### Exercise description
Scan the listing below. Report each line that includes "纺织材料性能和试验术语".

### Raw data
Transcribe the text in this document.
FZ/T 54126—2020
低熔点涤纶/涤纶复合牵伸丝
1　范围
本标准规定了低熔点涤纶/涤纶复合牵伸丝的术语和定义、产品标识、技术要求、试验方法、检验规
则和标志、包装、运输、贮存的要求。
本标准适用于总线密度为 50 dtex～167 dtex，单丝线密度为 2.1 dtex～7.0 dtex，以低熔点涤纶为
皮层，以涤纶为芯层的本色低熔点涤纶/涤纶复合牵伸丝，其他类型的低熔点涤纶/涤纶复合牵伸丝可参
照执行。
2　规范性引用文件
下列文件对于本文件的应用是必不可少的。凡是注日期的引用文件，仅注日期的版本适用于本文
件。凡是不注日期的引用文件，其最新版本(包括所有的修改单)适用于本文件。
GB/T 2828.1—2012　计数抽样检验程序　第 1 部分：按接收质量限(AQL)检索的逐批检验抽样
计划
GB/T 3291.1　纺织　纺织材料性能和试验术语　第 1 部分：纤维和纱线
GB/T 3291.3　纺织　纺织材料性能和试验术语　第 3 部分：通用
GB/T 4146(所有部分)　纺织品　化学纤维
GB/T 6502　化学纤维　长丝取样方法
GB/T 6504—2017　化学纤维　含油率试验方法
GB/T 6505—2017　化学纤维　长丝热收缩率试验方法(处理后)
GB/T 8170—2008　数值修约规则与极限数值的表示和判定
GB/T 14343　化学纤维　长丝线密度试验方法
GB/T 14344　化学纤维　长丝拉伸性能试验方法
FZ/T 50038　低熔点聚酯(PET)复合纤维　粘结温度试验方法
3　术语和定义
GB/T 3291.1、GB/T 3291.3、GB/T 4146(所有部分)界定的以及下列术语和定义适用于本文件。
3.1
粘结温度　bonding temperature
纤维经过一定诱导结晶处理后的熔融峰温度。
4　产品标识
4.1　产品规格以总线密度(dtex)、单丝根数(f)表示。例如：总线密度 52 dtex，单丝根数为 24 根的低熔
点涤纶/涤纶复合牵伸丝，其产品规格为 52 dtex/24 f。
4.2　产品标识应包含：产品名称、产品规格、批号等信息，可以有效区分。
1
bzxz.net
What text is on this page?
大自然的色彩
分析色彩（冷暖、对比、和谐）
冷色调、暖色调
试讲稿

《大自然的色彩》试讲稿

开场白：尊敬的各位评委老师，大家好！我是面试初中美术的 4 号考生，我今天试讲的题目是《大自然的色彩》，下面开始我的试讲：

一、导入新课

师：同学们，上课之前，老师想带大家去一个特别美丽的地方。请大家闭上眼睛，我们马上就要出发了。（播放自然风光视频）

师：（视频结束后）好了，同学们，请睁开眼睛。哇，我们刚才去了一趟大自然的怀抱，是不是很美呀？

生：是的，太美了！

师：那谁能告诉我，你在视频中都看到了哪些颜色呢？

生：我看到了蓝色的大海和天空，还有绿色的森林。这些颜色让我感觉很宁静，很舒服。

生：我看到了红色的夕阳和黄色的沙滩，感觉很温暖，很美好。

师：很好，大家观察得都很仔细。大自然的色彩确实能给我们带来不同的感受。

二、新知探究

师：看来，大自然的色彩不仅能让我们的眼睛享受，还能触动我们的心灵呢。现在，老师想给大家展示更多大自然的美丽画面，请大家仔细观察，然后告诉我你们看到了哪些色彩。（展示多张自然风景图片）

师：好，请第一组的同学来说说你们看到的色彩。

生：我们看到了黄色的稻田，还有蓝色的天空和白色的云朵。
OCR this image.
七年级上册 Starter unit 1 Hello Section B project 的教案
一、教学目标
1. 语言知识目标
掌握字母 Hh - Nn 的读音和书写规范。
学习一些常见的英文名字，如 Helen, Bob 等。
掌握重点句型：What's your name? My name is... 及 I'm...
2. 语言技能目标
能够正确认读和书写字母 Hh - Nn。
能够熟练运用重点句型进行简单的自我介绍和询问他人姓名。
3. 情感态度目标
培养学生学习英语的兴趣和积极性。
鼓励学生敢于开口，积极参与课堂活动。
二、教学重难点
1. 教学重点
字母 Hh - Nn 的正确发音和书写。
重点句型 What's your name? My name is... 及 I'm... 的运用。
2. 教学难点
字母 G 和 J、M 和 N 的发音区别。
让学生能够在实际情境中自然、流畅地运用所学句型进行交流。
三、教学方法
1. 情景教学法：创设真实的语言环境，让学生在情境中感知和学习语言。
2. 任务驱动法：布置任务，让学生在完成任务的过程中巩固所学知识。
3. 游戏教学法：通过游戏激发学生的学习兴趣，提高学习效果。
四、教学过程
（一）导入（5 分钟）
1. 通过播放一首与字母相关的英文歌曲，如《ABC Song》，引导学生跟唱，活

### The answer
GB/T 3291.1　纺织　纺织材料性能和试验术语　第 1 部分：纤维和纱线
GB/T 3291.3　纺织　纺织材料性能和试验术语　第 3 部分：通用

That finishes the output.